[Data entries for graphics]
—————

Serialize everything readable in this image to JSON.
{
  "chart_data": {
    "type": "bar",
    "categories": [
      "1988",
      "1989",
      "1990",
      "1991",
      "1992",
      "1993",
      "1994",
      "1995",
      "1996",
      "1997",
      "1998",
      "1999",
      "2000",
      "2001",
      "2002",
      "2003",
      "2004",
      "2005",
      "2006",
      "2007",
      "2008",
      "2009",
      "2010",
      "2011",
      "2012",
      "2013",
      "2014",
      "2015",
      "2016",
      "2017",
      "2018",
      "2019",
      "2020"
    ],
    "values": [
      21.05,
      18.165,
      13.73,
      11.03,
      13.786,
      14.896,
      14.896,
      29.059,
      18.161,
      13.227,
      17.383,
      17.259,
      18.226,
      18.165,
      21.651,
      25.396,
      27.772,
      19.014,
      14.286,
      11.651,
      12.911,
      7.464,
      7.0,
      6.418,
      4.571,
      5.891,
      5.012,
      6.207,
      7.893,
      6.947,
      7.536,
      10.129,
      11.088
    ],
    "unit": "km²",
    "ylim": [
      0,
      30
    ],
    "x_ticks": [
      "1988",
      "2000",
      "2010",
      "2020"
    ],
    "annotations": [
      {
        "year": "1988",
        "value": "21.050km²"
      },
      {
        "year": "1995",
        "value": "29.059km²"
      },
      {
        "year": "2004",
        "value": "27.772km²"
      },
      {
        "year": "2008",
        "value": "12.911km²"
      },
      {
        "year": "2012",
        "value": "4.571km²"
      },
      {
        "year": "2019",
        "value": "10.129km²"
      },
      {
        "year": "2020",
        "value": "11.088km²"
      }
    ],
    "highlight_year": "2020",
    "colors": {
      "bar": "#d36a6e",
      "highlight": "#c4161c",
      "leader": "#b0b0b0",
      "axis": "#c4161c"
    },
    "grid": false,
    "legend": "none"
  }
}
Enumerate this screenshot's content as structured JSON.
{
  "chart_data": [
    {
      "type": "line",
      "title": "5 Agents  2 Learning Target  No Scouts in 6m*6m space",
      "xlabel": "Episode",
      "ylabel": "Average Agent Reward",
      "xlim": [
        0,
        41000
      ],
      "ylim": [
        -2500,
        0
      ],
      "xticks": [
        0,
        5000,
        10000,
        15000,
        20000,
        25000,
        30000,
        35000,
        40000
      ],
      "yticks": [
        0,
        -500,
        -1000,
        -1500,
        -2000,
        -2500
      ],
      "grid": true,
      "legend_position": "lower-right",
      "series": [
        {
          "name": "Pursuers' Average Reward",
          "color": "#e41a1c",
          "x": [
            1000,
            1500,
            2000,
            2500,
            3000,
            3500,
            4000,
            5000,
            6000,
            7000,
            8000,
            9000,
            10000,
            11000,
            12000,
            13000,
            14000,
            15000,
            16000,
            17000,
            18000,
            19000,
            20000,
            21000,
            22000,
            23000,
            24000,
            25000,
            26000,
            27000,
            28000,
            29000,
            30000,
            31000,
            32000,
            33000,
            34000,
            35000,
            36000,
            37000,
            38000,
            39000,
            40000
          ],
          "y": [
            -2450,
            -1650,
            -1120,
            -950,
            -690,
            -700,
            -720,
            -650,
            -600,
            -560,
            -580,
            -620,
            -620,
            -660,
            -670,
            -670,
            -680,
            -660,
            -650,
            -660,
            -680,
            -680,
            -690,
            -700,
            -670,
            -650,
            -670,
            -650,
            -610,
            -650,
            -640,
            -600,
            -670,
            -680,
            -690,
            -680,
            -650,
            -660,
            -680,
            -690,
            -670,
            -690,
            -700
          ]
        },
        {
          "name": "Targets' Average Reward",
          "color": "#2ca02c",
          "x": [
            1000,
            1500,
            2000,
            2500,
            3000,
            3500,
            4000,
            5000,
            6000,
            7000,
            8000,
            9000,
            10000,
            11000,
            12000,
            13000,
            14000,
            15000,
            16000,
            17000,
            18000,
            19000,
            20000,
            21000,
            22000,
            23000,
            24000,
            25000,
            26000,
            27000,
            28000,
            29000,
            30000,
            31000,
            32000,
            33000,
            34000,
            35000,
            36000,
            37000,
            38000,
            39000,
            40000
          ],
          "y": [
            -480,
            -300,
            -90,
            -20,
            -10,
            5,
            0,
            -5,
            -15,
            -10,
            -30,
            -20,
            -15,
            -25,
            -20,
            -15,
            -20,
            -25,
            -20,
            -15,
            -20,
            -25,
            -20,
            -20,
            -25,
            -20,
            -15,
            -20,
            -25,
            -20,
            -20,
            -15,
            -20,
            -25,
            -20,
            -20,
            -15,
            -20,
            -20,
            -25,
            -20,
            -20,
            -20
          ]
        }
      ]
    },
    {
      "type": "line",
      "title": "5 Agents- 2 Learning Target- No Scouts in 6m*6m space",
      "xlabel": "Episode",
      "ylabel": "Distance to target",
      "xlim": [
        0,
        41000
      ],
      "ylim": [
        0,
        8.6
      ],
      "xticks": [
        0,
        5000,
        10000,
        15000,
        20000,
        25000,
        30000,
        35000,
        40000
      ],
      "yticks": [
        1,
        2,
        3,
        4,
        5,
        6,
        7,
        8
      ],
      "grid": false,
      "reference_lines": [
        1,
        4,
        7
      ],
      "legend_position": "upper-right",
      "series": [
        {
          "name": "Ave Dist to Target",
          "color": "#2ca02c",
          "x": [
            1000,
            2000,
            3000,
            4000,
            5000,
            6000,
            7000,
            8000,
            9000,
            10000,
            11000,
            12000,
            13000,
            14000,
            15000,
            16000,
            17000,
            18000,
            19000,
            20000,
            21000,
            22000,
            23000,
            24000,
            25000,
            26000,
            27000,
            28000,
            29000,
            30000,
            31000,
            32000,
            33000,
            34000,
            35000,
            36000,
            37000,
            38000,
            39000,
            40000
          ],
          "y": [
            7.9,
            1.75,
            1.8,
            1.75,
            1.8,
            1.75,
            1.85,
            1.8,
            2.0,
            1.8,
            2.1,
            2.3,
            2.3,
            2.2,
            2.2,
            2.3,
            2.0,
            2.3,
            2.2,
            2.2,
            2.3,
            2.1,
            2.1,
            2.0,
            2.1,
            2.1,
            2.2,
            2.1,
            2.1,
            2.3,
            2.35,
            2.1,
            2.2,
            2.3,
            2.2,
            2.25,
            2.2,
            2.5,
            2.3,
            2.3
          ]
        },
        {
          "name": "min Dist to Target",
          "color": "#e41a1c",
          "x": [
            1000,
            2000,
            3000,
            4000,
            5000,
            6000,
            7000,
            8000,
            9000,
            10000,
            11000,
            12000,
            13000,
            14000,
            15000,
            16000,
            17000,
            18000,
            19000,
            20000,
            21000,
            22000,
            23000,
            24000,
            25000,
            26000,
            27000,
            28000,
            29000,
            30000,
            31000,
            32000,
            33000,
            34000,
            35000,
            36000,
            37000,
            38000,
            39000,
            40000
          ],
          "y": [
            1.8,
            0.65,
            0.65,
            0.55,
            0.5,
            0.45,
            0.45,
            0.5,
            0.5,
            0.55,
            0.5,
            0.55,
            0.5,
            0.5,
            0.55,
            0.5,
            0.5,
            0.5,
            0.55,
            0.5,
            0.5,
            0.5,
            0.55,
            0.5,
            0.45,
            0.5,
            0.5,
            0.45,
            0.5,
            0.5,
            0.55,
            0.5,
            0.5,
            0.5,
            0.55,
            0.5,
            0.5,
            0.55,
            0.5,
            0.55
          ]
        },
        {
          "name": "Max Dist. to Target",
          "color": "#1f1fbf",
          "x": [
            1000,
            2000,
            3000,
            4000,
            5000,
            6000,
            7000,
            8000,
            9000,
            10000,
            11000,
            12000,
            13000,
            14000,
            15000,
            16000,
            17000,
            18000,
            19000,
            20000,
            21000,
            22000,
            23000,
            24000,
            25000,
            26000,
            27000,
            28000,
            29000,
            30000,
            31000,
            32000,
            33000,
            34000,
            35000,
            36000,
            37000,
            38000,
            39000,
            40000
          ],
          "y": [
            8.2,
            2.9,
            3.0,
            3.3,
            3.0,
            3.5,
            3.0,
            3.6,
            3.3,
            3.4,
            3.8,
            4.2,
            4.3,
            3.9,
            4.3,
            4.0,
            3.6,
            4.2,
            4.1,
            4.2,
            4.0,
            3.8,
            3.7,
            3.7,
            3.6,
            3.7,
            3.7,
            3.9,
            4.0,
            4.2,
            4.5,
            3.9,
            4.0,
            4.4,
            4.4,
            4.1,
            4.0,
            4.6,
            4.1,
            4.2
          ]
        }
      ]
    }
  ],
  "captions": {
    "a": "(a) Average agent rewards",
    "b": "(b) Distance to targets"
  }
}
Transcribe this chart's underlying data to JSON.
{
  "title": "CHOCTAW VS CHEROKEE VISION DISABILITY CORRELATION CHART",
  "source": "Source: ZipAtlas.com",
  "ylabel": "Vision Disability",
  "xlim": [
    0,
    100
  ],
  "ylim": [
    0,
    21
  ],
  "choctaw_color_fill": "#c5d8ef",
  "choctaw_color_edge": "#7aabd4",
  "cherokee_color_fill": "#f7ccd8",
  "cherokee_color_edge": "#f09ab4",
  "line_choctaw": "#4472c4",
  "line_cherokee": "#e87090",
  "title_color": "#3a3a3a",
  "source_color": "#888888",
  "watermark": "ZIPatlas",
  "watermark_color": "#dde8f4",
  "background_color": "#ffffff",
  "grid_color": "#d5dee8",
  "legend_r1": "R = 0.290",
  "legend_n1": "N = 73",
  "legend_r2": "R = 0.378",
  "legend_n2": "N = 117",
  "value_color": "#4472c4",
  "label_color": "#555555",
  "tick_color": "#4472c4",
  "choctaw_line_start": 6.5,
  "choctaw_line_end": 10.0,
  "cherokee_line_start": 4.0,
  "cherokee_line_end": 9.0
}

—————

WHAT YOU SHOULD DO = Your task is to transcribe the line containing "Transcribe this chart's" and every line after it, through the last line of the data, exactly as written and with nothing more.

OUTPUT OF THE TASK =
Transcribe this chart's underlying data to JSON.
{
  "title": "CHOCTAW VS CHEROKEE VISION DISABILITY CORRELATION CHART",
  "source": "Source: ZipAtlas.com",
  "ylabel": "Vision Disability",
  "xlim": [
    0,
    100
  ],
  "ylim": [
    0,
    21
  ],
  "choctaw_color_fill": "#c5d8ef",
  "choctaw_color_edge": "#7aabd4",
  "cherokee_color_fill": "#f7ccd8",
  "cherokee_color_edge": "#f09ab4",
  "line_choctaw": "#4472c4",
  "line_cherokee": "#e87090",
  "title_color": "#3a3a3a",
  "source_color": "#888888",
  "watermark": "ZIPatlas",
  "watermark_color": "#dde8f4",
  "background_color": "#ffffff",
  "grid_color": "#d5dee8",
  "legend_r1": "R = 0.290",
  "legend_n1": "N = 73",
  "legend_r2": "R = 0.378",
  "legend_n2": "N = 117",
  "value_color": "#4472c4",
  "label_color": "#555555",
  "tick_color": "#4472c4",
  "choctaw_line_start": 6.5,
  "choctaw_line_end": 10.0,
  "cherokee_line_start": 4.0,
  "cherokee_line_end": 9.0
}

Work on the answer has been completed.